— BEGIN Data for processing —
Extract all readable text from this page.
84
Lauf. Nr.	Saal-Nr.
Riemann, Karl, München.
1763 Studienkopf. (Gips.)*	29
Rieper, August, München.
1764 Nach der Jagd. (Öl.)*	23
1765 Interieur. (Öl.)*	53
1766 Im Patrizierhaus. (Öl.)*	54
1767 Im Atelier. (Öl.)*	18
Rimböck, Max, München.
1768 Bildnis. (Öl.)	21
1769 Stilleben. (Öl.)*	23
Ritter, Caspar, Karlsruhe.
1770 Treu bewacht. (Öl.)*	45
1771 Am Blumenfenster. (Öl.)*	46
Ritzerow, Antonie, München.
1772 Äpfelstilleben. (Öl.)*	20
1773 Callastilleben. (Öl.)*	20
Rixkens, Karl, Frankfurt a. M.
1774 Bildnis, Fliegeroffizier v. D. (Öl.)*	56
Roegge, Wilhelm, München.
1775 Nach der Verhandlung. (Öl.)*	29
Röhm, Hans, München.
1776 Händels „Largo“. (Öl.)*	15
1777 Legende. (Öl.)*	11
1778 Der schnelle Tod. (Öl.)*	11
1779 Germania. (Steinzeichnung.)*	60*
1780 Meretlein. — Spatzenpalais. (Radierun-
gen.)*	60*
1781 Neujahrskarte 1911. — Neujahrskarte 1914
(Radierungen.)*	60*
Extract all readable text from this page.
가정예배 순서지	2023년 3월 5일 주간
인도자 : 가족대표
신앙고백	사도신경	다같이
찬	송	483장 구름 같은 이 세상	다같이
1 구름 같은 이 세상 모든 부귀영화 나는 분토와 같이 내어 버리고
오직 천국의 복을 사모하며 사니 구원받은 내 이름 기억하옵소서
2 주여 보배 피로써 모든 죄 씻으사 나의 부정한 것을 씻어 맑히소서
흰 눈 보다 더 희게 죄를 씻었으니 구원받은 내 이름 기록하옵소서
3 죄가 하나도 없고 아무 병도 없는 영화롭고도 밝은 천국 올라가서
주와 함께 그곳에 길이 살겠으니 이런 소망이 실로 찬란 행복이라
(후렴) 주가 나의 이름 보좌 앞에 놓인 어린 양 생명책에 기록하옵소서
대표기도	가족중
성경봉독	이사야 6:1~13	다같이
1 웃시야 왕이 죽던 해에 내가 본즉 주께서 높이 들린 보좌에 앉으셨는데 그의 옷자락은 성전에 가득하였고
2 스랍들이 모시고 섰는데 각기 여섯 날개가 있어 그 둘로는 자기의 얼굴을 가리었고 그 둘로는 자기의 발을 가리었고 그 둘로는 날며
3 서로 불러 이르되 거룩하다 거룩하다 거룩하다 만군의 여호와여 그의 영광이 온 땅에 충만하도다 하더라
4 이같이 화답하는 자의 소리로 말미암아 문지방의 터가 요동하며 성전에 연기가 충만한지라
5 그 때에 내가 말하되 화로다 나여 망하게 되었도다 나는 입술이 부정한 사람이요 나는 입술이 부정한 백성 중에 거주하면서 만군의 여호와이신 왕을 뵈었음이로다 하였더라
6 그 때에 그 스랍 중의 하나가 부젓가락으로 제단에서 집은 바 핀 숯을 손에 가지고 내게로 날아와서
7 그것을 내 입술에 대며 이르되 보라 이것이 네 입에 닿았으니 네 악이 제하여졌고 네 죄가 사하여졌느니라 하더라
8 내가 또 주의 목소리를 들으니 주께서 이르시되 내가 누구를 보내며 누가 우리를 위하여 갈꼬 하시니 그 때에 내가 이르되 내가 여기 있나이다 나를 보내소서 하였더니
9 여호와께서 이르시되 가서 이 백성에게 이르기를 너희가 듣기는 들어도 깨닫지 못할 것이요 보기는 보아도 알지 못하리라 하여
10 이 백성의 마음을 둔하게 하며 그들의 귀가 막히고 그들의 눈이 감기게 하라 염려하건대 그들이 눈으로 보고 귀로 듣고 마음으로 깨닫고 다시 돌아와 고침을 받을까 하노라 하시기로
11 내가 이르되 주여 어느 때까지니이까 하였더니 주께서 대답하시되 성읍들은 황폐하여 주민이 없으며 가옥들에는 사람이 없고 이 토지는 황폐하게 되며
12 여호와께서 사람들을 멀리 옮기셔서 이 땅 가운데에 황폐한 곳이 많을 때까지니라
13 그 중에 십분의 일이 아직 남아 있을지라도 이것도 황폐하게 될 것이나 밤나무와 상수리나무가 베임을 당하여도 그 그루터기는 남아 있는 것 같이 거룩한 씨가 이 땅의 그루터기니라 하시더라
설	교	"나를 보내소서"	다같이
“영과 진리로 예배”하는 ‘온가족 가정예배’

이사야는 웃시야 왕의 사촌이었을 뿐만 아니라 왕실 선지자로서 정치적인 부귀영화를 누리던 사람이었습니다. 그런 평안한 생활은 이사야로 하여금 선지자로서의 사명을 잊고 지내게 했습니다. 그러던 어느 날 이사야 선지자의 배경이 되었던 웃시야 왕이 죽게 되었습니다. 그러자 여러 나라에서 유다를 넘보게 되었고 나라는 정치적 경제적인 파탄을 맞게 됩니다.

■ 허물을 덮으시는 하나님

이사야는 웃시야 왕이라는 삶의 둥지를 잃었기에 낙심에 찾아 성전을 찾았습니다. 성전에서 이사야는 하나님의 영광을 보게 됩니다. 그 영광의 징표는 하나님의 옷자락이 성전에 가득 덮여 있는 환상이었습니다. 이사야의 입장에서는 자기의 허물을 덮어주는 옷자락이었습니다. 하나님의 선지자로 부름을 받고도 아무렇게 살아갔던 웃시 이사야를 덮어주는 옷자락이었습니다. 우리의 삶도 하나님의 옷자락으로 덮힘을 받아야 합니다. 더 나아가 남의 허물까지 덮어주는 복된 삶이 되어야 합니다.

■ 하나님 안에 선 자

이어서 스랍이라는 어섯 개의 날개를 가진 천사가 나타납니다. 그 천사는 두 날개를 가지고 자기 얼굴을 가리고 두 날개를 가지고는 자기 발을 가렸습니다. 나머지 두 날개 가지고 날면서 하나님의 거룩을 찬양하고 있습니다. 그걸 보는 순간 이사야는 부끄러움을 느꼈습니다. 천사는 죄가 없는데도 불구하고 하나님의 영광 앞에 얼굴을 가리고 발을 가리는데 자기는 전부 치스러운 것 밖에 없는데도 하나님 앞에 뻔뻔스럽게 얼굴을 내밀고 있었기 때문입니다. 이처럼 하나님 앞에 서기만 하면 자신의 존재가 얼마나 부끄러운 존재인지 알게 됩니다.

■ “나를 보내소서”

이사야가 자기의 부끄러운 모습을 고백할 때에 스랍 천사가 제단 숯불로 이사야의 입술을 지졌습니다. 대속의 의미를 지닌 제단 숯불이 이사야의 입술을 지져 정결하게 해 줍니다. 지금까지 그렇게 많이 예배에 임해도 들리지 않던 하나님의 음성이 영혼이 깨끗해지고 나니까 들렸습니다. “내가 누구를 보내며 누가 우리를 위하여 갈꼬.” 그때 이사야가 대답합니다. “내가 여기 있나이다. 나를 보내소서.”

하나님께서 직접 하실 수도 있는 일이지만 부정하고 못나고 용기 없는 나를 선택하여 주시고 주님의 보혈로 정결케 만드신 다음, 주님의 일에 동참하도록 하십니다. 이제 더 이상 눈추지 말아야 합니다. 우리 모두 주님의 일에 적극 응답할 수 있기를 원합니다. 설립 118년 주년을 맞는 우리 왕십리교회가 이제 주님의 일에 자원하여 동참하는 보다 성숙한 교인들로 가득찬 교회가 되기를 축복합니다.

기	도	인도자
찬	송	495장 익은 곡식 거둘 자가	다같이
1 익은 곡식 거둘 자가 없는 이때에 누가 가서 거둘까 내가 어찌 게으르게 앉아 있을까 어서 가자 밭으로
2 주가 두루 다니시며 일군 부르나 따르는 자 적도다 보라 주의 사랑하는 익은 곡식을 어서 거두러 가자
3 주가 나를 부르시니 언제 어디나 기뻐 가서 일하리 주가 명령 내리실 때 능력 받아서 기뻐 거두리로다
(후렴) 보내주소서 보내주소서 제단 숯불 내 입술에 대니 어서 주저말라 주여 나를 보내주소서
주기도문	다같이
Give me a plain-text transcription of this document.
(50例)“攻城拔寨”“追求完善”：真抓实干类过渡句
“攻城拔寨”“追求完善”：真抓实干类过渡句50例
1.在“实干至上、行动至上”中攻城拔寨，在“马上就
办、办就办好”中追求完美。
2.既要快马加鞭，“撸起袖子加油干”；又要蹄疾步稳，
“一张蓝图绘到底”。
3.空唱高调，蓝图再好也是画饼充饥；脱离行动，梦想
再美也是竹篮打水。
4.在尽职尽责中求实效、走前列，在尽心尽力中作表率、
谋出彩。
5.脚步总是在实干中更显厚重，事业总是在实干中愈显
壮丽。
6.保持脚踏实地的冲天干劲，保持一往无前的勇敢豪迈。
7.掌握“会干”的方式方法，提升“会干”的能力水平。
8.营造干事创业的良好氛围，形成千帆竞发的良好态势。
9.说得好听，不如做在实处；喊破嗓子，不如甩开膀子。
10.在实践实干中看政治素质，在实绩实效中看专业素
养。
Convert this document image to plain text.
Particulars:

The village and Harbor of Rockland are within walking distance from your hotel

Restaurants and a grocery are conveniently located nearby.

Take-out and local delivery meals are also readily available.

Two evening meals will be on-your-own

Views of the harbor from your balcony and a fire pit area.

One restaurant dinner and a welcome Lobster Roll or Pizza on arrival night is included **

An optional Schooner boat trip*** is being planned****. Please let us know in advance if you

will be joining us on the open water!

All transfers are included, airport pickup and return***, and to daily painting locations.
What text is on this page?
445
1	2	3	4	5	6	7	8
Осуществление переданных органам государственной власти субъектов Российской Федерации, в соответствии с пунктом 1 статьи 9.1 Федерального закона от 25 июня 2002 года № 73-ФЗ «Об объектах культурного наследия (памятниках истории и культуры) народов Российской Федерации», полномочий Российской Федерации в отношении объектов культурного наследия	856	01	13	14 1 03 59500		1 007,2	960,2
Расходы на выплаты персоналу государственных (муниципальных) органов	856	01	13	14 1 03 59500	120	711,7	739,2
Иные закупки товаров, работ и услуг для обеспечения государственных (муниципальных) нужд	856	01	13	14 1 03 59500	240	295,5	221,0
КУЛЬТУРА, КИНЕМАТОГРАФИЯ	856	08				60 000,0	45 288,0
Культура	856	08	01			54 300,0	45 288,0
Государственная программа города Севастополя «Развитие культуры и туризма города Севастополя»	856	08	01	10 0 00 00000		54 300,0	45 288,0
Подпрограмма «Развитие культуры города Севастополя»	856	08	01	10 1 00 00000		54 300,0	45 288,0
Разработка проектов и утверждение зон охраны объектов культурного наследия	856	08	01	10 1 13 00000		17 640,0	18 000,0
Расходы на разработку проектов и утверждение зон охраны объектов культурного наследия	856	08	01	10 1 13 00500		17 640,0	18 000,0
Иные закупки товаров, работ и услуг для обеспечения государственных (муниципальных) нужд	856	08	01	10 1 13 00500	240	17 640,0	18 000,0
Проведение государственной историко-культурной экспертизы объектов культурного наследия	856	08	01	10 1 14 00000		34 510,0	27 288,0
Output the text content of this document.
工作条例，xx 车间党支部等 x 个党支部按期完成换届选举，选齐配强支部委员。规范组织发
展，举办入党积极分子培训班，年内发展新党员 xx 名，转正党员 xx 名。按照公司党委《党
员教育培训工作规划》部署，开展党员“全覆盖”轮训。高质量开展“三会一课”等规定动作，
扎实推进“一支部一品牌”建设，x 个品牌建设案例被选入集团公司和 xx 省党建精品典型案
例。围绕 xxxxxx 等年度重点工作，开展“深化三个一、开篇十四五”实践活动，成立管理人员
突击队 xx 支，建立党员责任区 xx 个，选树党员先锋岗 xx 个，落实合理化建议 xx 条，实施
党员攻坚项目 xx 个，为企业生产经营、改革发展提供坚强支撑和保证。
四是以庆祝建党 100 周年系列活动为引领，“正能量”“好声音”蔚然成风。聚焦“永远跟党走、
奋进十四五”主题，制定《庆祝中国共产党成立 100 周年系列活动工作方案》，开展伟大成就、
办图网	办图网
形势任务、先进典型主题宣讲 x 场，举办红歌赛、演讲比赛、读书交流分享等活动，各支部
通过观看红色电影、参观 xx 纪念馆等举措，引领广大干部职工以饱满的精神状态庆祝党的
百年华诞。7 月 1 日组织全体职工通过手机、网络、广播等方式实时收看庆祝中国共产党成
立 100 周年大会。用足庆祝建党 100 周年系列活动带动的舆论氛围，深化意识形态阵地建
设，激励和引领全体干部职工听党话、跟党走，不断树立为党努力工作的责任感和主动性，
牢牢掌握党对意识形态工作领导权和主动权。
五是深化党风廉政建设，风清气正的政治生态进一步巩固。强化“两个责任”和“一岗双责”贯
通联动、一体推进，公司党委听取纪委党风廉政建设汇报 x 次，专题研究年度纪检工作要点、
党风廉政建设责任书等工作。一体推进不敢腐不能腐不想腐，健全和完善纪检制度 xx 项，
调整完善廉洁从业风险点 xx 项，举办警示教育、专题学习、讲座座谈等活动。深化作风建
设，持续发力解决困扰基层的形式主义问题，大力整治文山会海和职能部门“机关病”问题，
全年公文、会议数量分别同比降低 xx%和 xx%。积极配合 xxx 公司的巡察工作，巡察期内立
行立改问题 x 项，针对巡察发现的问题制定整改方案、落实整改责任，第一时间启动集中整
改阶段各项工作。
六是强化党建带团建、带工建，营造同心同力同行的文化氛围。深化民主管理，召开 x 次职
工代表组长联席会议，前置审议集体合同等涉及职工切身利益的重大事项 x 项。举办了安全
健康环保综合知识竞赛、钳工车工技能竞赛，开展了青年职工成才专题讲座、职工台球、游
— END Data for processing —
What to do: Lines containing the word "муниципальных" are to be tallied; report only the total.

Reply to the exercise: 3